▶ GOAL OF THE EXERCISE
In the records below, find the line containing "What text is on this page?"; copy exactly that line and all lines after it to the end, and nothing else.
--------
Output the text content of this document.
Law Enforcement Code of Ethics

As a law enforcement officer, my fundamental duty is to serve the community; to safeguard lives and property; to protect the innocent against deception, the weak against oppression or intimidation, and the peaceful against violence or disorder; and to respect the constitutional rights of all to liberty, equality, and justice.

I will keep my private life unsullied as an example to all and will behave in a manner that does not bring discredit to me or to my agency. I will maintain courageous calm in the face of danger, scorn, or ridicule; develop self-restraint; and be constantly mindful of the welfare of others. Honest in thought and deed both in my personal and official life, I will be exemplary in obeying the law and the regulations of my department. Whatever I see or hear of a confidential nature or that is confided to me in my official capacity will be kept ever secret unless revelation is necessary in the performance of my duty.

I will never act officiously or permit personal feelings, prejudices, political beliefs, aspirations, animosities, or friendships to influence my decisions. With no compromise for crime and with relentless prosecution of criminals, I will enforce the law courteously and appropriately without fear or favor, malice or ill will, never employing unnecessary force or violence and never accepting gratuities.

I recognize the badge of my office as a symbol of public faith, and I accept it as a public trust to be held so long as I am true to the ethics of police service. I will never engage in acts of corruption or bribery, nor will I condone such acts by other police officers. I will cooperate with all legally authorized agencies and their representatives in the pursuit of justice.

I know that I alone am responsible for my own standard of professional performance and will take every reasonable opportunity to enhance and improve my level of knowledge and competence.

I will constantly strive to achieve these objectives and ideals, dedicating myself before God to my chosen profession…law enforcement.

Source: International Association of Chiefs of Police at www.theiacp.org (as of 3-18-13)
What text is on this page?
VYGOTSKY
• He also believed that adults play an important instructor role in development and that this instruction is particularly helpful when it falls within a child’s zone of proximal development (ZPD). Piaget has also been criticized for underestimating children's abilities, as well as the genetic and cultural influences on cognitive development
--------
▶ PROBLEM SOLUTION
What text is on this page?
VYGOTSKY
• He also believed that adults play an important instructor role in development and that this instruction is particularly helpful when it falls within a child’s zone of proximal development (ZPD). Piaget has also been criticized for underestimating children's abilities, as well as the genetic and cultural influences on cognitive development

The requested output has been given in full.